> [TEXT PASSAGE]:
Meaningful CyberSafety Reform? Not Today.

VISAcard_MFPresident Obama today announced measures to ensure more secure transactions, which the White House has dubbed the BuySecure Initiative. The President endorsed chip and pin technology in a speech at the Consumer Financial Protection Bureau, saying that the UK saw a 70 percent reduction in credit card fraud after its adoption, and plans to apply the technology at the federal level to government credit cards and debit cards, and upgrade payment terminals at U.S. facilities to accept the new cards.

But the technology isn’t really new. Some form of chip technology has been used abroad for decades, while the U.S. continued to rely on magnetic stripe cards, which are easier to counterfeit. Chip cards store payment data within a microprocessor chip, and each transaction creates unique data which cannot be used for future transactions. They’re difficult to counterfeit, and definitely safer and more secure than what most Americans have been using–though as mobile payment options grow, you have to wonder how much longer chip and pin will be relevant.

So it looks like the Federal government is getting on board with more secure transactions. The White House also mentions that companies are joining this “national effort to improve transaction security” — stores like Target and Home Depot (both victims of data security breaches within the past year), as well as Wal-Mart and Walgreens. These retailers will roll out secure chip and pin card terminals in stores by January.

> [SUPPLIED DATA]:

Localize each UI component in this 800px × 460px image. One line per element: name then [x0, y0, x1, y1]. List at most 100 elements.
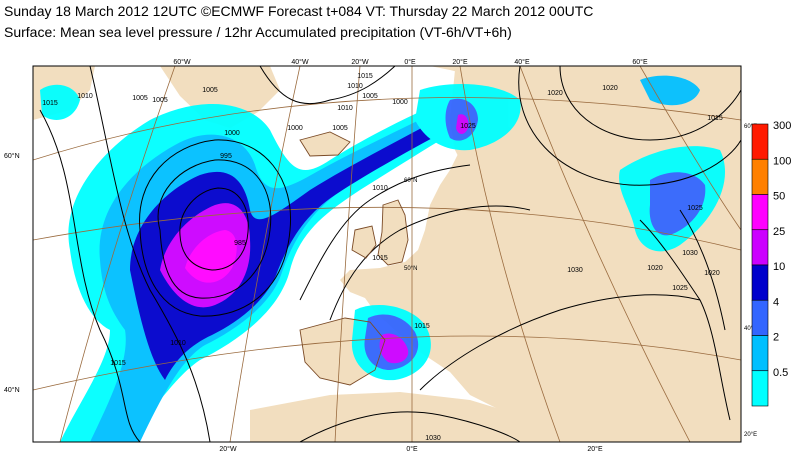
left-grid-labels: 60°N 40°N: [4, 152, 20, 394]
isobar-label: 1005: [362, 93, 378, 100]
bottom-grid-labels: 20°W 0°E 20°E: [219, 445, 603, 453]
land-north-africa: [250, 392, 741, 442]
isobar-label: 1025: [687, 205, 703, 212]
legend-label: 2: [773, 332, 779, 344]
isobar-label: 1025: [460, 123, 476, 130]
isobar: [299, 164, 471, 301]
isobar: [39, 109, 141, 442]
precip-area-norway-core: [456, 114, 469, 134]
isobar-label-bg: [491, 58, 509, 66]
isobar-label: 1020: [547, 90, 563, 97]
precipitation-legend: 300 100 50 25 10 4 2 0.5: [751, 120, 791, 407]
top-grid-label: 20°E: [452, 58, 468, 66]
isobar-label: 1000: [287, 125, 303, 132]
isobar-label: 1010: [77, 93, 93, 100]
isobar: [259, 66, 396, 105]
map-frame: [32, 65, 742, 443]
legend-swatch: [751, 229, 769, 266]
top-grid-label: 60°W: [173, 58, 191, 66]
isobar: [679, 209, 726, 331]
legend-label: 100: [773, 155, 791, 167]
isobar: [639, 219, 731, 421]
precip-area-west-atlantic: [40, 84, 80, 120]
meridian-20e: [459, 66, 561, 442]
coast-iberia: [299, 317, 386, 386]
isobar: [139, 139, 292, 317]
meridian-20w: [334, 66, 361, 442]
isobar-label: 1000: [392, 99, 408, 106]
isobar: [419, 294, 701, 391]
isobar-label: 1010: [170, 340, 186, 347]
land-great-britain: [378, 200, 408, 265]
isobar-label: 1005: [202, 87, 218, 94]
parallel-50n: [33, 206, 741, 251]
isobar: [518, 66, 741, 186]
isobar-label: 1030: [567, 267, 583, 274]
isobar-label: 1015: [414, 323, 430, 330]
legend-label: 4: [773, 296, 779, 308]
legend-swatch: [751, 158, 769, 195]
isobar-label: 1025: [672, 285, 688, 292]
legend-swatch: [751, 194, 769, 231]
interior-grid-label: 60°N: [404, 178, 417, 184]
legend-swatch: [751, 299, 769, 336]
meridian-60e: [639, 66, 741, 231]
isobar: [329, 205, 531, 321]
isobar-label: 1030: [425, 435, 441, 442]
map-title: Sunday 18 March 2012 12UTC ©ECMWF Foreca…: [4, 3, 594, 19]
top-grid-label: 20°W: [351, 58, 369, 66]
precip-area-atlantic-peak: [185, 230, 237, 283]
coast-great-britain: [377, 199, 409, 266]
map-subtitle: Surface: Mean sea level pressure / 12hr …: [4, 24, 512, 40]
land-italy: [455, 300, 500, 358]
precip-area-atlantic-heavy: [130, 110, 462, 380]
top-grid-label: 0°E: [404, 58, 416, 66]
top-grid-label: 40°W: [291, 58, 309, 66]
top-grid-label: 60°E: [632, 58, 648, 66]
isobar-label: 1015: [357, 73, 373, 80]
isobar-label: 985: [234, 240, 246, 247]
precip-area-arctic: [640, 75, 700, 106]
legend-label: 50: [773, 191, 785, 203]
isobar-label: 1015: [110, 360, 126, 367]
isobar: [179, 187, 249, 271]
isobar-label: 1005: [332, 125, 348, 132]
interior-grid-labels: 60°N 50°N: [404, 178, 417, 272]
precipitation-layer: [40, 75, 726, 442]
bottom-grid-label: 20°W: [219, 445, 237, 453]
land-iceland: [300, 132, 350, 156]
isobar-label: 1015: [42, 100, 58, 107]
legend-label: 300: [773, 120, 791, 132]
isobar-label: 1030: [682, 250, 698, 257]
isobar-label: 1015: [372, 255, 388, 262]
isobar-label: 1000: [224, 130, 240, 137]
top-grid-label: 40°E: [514, 58, 530, 66]
coast-ireland: [351, 225, 377, 259]
meridian-60w: [59, 66, 176, 442]
bottom-grid-label: 20°E: [587, 445, 603, 453]
right-grid-label: 40°E: [744, 326, 757, 332]
isobar-label: 1005: [152, 97, 168, 104]
isobar: [157, 159, 272, 299]
isobar-label: 1020: [647, 265, 663, 272]
meridian-40w: [229, 66, 301, 442]
isobar-label: 1015: [707, 115, 723, 122]
parallel-40n: [33, 335, 741, 391]
isobar-label: 1020: [602, 85, 618, 92]
parallel-60n: [33, 97, 741, 161]
legend-swatch: [751, 370, 769, 407]
isobar: [559, 66, 741, 141]
graticule: [33, 66, 741, 442]
left-grid-label: 40°N: [4, 386, 20, 394]
legend-label: 10: [773, 261, 785, 273]
isobar-label: 995: [220, 153, 232, 160]
right-grid-label: 60°E: [744, 124, 757, 130]
legend-label: 0.5: [773, 367, 788, 379]
legend-label: 25: [773, 226, 785, 238]
isobar: [89, 66, 211, 442]
precip-area-iberia-core: [379, 333, 409, 364]
isobar-label: 1020: [704, 270, 720, 277]
right-grid-label: 20°E: [744, 432, 757, 438]
land-ireland: [352, 226, 376, 258]
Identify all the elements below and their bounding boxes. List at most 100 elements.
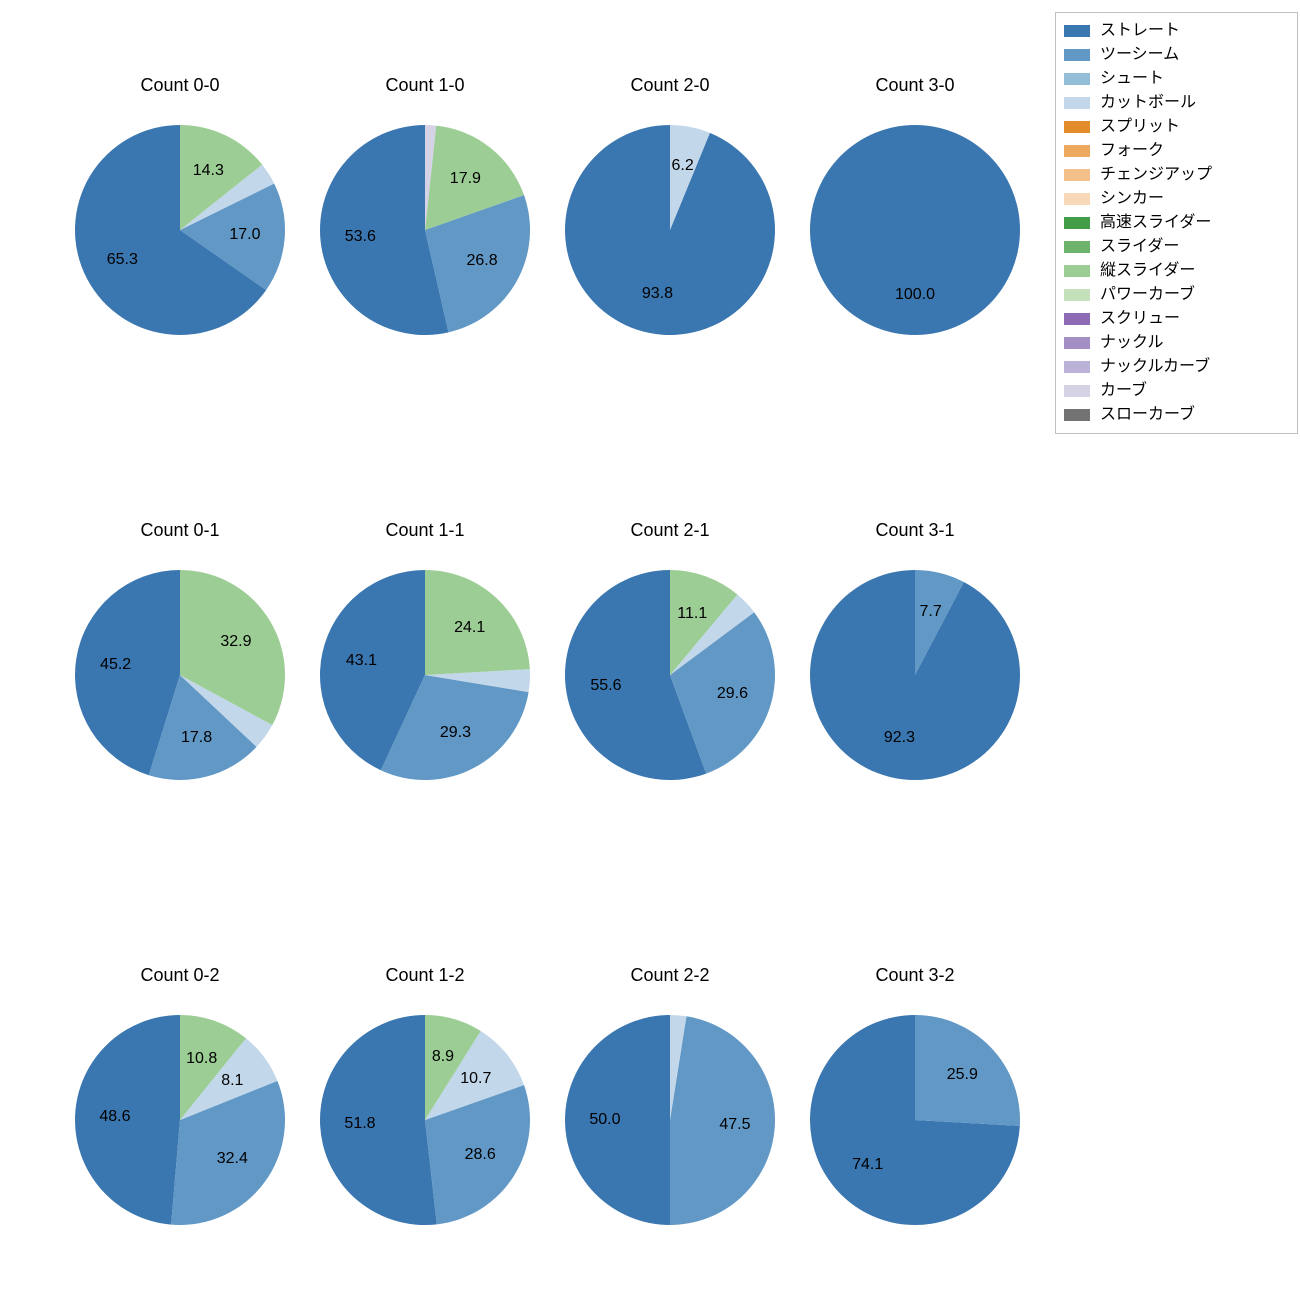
pie-chart <box>800 85 1030 345</box>
legend-swatch <box>1064 265 1090 277</box>
legend-item-knuckle: ナックル <box>1064 331 1289 355</box>
legend-item-slider: スライダー <box>1064 235 1289 259</box>
legend-item-straight: ストレート <box>1064 19 1289 43</box>
legend-item-vslider: 縦スライダー <box>1064 259 1289 283</box>
pie-value-label: 51.8 <box>344 1115 375 1133</box>
legend-label: パワーカーブ <box>1100 283 1195 307</box>
subplot-count-0-1: Count 0-145.217.832.9 <box>65 530 295 790</box>
legend-label: スライダー <box>1100 235 1179 259</box>
pie-value-label: 26.8 <box>466 252 497 270</box>
legend-label: スプリット <box>1100 115 1180 139</box>
pie-value-label: 10.7 <box>460 1070 491 1088</box>
pie-value-label: 32.4 <box>217 1150 248 1168</box>
pie-value-label: 74.1 <box>852 1156 883 1174</box>
legend-swatch <box>1064 49 1090 61</box>
legend-label: スクリュー <box>1100 307 1180 331</box>
legend: ストレートツーシームシュートカットボールスプリットフォークチェンジアップシンカー… <box>1055 12 1298 434</box>
pie-value-label: 100.0 <box>895 286 935 304</box>
pie-chart <box>555 975 785 1235</box>
legend-item-cutball: カットボール <box>1064 91 1289 115</box>
pie-chart <box>310 975 540 1235</box>
legend-item-twoseam: ツーシーム <box>1064 43 1289 67</box>
pie-value-label: 53.6 <box>345 228 376 246</box>
legend-item-powercurve: パワーカーブ <box>1064 283 1289 307</box>
pie-value-label: 92.3 <box>884 729 915 747</box>
pie-chart <box>800 975 1030 1235</box>
pie-chart <box>800 530 1030 790</box>
pie-value-label: 17.0 <box>229 226 260 244</box>
pie-chart <box>65 85 295 345</box>
legend-item-sinker: シンカー <box>1064 187 1289 211</box>
subplot-count-1-0: Count 1-053.626.817.9 <box>310 85 540 345</box>
legend-label: ツーシーム <box>1100 43 1179 67</box>
legend-swatch <box>1064 289 1090 301</box>
pie-value-label: 8.1 <box>221 1072 243 1090</box>
legend-item-high_slider: 高速スライダー <box>1064 211 1289 235</box>
subplot-count-1-2: Count 1-251.828.610.78.9 <box>310 975 540 1235</box>
legend-item-changeup: チェンジアップ <box>1064 163 1289 187</box>
legend-swatch <box>1064 145 1090 157</box>
pie-chart <box>555 530 785 790</box>
legend-label: フォーク <box>1100 139 1164 163</box>
legend-label: スローカーブ <box>1100 403 1195 427</box>
pie-value-label: 28.6 <box>465 1146 496 1164</box>
pie-value-label: 45.2 <box>100 656 131 674</box>
legend-label: カーブ <box>1100 379 1147 403</box>
pie-value-label: 65.3 <box>107 251 138 269</box>
pie-chart <box>555 85 785 345</box>
pie-value-label: 7.7 <box>919 603 941 621</box>
figure: Count 0-065.317.014.3Count 1-053.626.817… <box>0 0 1300 1300</box>
legend-item-curve: カーブ <box>1064 379 1289 403</box>
legend-swatch <box>1064 361 1090 373</box>
legend-label: チェンジアップ <box>1100 163 1212 187</box>
pie-value-label: 6.2 <box>671 157 693 175</box>
pie-value-label: 29.6 <box>717 685 748 703</box>
pie-value-label: 8.9 <box>432 1048 454 1066</box>
subplot-count-0-2: Count 0-248.632.48.110.8 <box>65 975 295 1235</box>
legend-item-fork: フォーク <box>1064 139 1289 163</box>
legend-item-split: スプリット <box>1064 115 1289 139</box>
legend-item-slowcurve: スローカーブ <box>1064 403 1289 427</box>
pie-value-label: 25.9 <box>947 1066 978 1084</box>
pie-value-label: 32.9 <box>220 633 251 651</box>
pie-value-label: 48.6 <box>99 1108 130 1126</box>
subplot-count-2-1: Count 2-155.629.611.1 <box>555 530 785 790</box>
legend-swatch <box>1064 409 1090 421</box>
pie-value-label: 14.3 <box>193 162 224 180</box>
legend-swatch <box>1064 217 1090 229</box>
legend-label: ナックル <box>1100 331 1164 355</box>
legend-swatch <box>1064 73 1090 85</box>
pie-value-label: 55.6 <box>590 677 621 695</box>
pie-slice-straight <box>320 1015 437 1225</box>
subplot-count-2-2: Count 2-250.047.5 <box>555 975 785 1235</box>
subplot-count-3-1: Count 3-192.37.7 <box>800 530 1030 790</box>
pie-value-label: 17.9 <box>450 170 481 188</box>
pie-value-label: 11.1 <box>677 605 707 623</box>
legend-label: 縦スライダー <box>1100 259 1195 283</box>
legend-swatch <box>1064 385 1090 397</box>
subplot-count-3-2: Count 3-274.125.9 <box>800 975 1030 1235</box>
legend-label: ストレート <box>1100 19 1180 43</box>
legend-item-shoot: シュート <box>1064 67 1289 91</box>
subplot-count-0-0: Count 0-065.317.014.3 <box>65 85 295 345</box>
subplot-count-1-1: Count 1-143.129.324.1 <box>310 530 540 790</box>
legend-item-screw: スクリュー <box>1064 307 1289 331</box>
pie-chart <box>65 975 295 1235</box>
pie-value-label: 24.1 <box>454 619 485 637</box>
pie-value-label: 10.8 <box>186 1050 217 1068</box>
legend-label: シンカー <box>1100 187 1164 211</box>
pie-chart <box>310 85 540 345</box>
legend-label: カットボール <box>1100 91 1196 115</box>
subplot-count-2-0: Count 2-093.86.2 <box>555 85 785 345</box>
subplot-count-3-0: Count 3-0100.0 <box>800 85 1030 345</box>
pie-value-label: 93.8 <box>642 285 673 303</box>
legend-swatch <box>1064 169 1090 181</box>
pie-value-label: 17.8 <box>181 729 212 747</box>
legend-swatch <box>1064 121 1090 133</box>
legend-swatch <box>1064 337 1090 349</box>
legend-swatch <box>1064 97 1090 109</box>
pie-value-label: 47.5 <box>719 1116 750 1134</box>
legend-item-knucklecurve: ナックルカーブ <box>1064 355 1289 379</box>
pie-value-label: 50.0 <box>589 1111 620 1129</box>
legend-label: 高速スライダー <box>1100 211 1211 235</box>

> [GIVEN TASK 1]: According to the BuySecure article, why isn't chip and pin technology really new?
> [GIVEN TASK 2]: Reproduce the BuySecure article word for word, beginning at "But the technology" and stopping after "will be relevant.".

> [FULL OUTPUT 1]: Some form of chip technology has been used abroad for decades. Meanwhile, the U.S. kept relying on magnetic stripe cards.

> [FULL OUTPUT 2]:
But the technology isn’t really new. Some form of chip technology has been used abroad for decades, while the U.S. continued to rely on magnetic stripe cards, which are easier to counterfeit. Chip cards store payment data within a microprocessor chip, and each transaction creates unique data which cannot be used for future transactions. They’re difficult to counterfeit, and definitely safer and more secure than what most Americans have been using–though as mobile payment options grow, you have to wonder how much longer chip and pin will be relevant.